Prompt → Restate each line word for word. Leave out every picture.

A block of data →
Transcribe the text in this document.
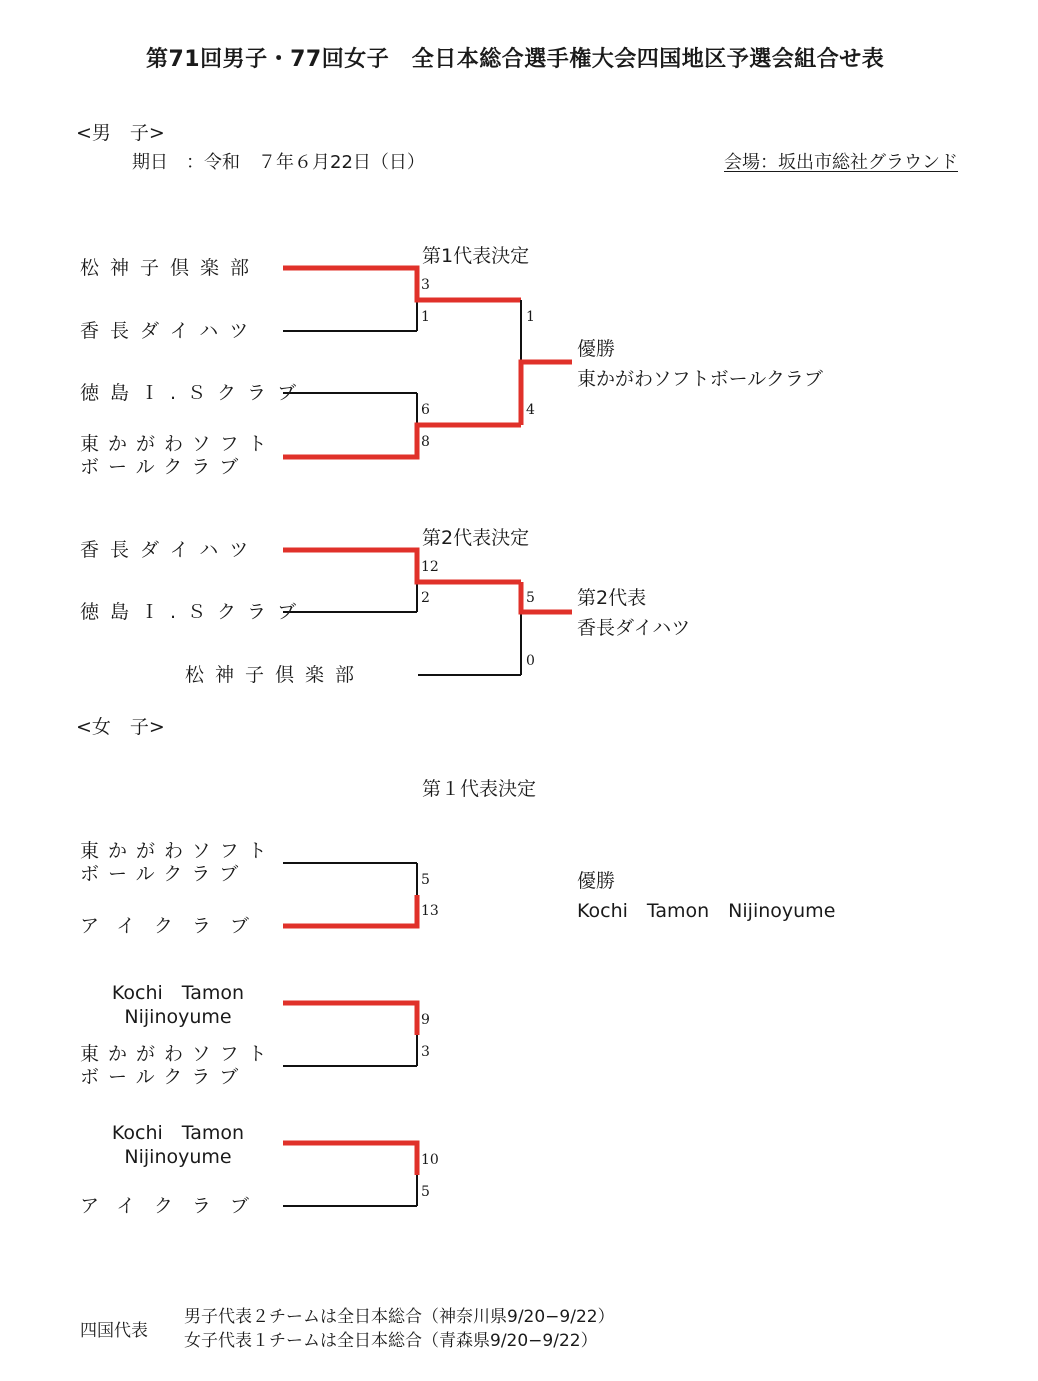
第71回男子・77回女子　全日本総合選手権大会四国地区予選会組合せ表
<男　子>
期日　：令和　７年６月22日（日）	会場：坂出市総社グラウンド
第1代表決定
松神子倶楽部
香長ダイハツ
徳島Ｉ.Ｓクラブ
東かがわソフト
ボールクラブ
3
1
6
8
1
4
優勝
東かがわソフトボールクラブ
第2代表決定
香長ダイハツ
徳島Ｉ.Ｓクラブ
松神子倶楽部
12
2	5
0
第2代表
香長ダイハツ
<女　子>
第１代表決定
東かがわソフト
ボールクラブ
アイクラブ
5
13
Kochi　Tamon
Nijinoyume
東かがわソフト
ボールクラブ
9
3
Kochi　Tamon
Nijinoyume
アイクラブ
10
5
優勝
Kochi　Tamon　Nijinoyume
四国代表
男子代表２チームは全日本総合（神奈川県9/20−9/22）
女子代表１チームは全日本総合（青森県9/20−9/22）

Task result →
Transcribe the text in this document.
第71回男子・77回女子　全日本総合選手権大会四国地区予選会組合せ表
<男　子>
期日　：令和　７年６月22日（日）	会場：坂出市総社グラウンド
第1代表決定
松神子倶楽部
香長ダイハツ
徳島Ｉ.Ｓクラブ
東かがわソフト
ボールクラブ
3
1
6
8
1
4
優勝
東かがわソフトボールクラブ
第2代表決定
香長ダイハツ
徳島Ｉ.Ｓクラブ
松神子倶楽部
12
2	5
0
第2代表
香長ダイハツ
<女　子>
第１代表決定
東かがわソフト
ボールクラブ
アイクラブ
5
13
Kochi　Tamon
Nijinoyume
東かがわソフト
ボールクラブ
9
3
Kochi　Tamon
Nijinoyume
アイクラブ
10
5
優勝
Kochi　Tamon　Nijinoyume
四国代表
男子代表２チームは全日本総合（神奈川県9/20−9/22）
女子代表１チームは全日本総合（青森県9/20−9/22）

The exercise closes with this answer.